_EXERCISE BRIEF:_ Using the extract on surgery below, mark each statement yes or no and quote the words from the extract that settle it: (a) in the series of 50 patients, seven needed another operation; (b) decompressing the second cervical nerve root fully relieved pain in most of the 35 patients; (c) after the endoscopic neurotomy, pain in the temporal area went away.

_SELECTED EXTRACT:_
Surgery is often considered a last resort; since this is an invasive treatment it carries greater risks on its own. Surgical neurolysis of the GON has been shown to provide significant pain relief through a mean 14.5‐month follow‐up, though 92% of 50 patients in one series had a recurrence of symptoms after 1 year, with seven requiring reoperation. ⁶¹ Surgical decompression of the second cervical nerve root in 35 patients provided complete pain relief in 37% and improvement of pain scores in 51%. ⁶² Because of the use of electrocoagulation it has been postulated therapeutic effect and duration may be enhanced through coagulation, similar to a radiofrequency lesion. ⁶³ Bing et al. described endoscopic neurotomy of the C2‐C3 medial branches in a single patient with refractory CEH. ⁶⁴ Pain in the neck, occipital area, and on the top of the head almost disappeared, though the temporal and supraorbital areas remained painful.

_EXCERPTED RECORDS:_
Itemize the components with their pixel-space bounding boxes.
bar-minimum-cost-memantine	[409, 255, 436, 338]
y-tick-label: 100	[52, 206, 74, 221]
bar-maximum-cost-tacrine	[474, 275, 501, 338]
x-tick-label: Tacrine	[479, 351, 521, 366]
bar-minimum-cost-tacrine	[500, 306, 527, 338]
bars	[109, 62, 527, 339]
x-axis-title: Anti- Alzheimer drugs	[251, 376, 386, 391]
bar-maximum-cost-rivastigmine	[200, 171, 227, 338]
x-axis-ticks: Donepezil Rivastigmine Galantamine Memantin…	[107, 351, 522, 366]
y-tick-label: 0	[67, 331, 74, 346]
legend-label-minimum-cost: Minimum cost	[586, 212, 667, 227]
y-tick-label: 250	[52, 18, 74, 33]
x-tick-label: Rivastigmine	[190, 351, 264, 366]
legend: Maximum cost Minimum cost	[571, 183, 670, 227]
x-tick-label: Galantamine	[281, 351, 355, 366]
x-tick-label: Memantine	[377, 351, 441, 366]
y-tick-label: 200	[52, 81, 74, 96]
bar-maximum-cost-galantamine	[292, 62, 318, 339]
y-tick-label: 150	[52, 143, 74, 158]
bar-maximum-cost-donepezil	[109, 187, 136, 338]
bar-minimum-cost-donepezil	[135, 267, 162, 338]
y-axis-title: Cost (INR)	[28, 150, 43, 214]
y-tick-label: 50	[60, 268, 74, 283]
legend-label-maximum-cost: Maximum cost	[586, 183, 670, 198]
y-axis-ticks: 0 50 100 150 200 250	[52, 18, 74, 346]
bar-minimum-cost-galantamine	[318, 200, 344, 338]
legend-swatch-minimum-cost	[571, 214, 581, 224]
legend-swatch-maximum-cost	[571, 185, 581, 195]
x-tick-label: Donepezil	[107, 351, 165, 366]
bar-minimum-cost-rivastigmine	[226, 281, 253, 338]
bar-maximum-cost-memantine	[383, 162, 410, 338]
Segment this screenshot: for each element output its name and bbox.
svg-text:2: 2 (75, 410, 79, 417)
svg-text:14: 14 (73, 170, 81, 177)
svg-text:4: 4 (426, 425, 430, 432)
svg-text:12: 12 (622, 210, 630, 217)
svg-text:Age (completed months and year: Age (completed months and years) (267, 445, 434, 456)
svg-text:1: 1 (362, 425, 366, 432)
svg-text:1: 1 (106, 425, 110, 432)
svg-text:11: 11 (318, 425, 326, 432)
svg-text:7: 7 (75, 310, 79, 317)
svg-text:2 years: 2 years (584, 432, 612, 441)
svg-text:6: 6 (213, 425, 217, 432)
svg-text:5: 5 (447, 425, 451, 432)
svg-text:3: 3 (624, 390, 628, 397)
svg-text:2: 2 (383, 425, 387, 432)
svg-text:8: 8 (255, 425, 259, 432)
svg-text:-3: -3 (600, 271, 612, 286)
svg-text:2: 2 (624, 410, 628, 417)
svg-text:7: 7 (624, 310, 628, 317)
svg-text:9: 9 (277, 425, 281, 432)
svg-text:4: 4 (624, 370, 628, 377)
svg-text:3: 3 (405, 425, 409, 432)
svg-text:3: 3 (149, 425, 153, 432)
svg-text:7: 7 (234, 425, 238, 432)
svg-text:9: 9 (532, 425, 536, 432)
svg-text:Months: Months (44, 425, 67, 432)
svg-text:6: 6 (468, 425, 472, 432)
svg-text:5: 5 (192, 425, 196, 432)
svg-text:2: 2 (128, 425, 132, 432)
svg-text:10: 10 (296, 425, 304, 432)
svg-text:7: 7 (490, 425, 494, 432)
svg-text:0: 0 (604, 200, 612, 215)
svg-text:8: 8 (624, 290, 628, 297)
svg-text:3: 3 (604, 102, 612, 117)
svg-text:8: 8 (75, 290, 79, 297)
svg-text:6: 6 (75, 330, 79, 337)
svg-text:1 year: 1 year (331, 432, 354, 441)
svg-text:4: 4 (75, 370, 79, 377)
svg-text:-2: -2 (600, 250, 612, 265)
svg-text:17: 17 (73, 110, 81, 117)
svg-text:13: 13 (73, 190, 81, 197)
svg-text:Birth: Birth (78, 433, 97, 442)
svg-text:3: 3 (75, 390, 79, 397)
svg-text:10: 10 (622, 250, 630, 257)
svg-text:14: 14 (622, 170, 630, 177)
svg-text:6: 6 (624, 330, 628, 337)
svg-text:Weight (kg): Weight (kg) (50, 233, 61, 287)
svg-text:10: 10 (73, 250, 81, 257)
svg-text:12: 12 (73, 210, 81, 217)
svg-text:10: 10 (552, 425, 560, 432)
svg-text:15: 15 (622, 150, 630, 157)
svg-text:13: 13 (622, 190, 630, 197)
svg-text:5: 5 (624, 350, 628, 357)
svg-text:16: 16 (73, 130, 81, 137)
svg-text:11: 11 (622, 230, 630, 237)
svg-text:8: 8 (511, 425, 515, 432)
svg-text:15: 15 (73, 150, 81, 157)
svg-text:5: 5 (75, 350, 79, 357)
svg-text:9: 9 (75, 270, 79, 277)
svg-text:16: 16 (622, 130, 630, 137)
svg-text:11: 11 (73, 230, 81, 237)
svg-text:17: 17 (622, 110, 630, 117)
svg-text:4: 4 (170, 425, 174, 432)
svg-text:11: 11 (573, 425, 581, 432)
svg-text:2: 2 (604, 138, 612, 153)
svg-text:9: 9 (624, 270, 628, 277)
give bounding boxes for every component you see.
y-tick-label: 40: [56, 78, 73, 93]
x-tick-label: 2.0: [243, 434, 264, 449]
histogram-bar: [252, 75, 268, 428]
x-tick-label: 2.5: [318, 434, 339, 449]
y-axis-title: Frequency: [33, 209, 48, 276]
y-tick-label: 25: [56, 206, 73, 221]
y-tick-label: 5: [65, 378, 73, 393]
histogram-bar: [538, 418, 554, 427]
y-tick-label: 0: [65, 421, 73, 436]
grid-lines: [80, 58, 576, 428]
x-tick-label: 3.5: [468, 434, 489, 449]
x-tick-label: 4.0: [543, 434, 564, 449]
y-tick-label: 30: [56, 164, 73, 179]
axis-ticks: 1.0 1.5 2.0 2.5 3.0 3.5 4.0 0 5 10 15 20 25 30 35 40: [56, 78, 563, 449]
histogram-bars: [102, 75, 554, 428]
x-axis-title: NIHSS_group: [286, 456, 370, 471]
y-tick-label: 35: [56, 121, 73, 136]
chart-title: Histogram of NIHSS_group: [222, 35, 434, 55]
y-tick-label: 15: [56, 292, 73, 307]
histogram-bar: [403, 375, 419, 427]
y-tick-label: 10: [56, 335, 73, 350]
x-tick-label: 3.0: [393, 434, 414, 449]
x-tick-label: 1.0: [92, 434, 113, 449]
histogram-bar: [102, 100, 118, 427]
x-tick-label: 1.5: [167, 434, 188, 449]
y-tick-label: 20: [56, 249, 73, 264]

_YOUR SOLUTION:_
(a) Yes: "with seven requiring reoperation"
(b) No: "provided complete pain relief in 37%"
(c) No: "though the temporal and supraorbital areas remained painful"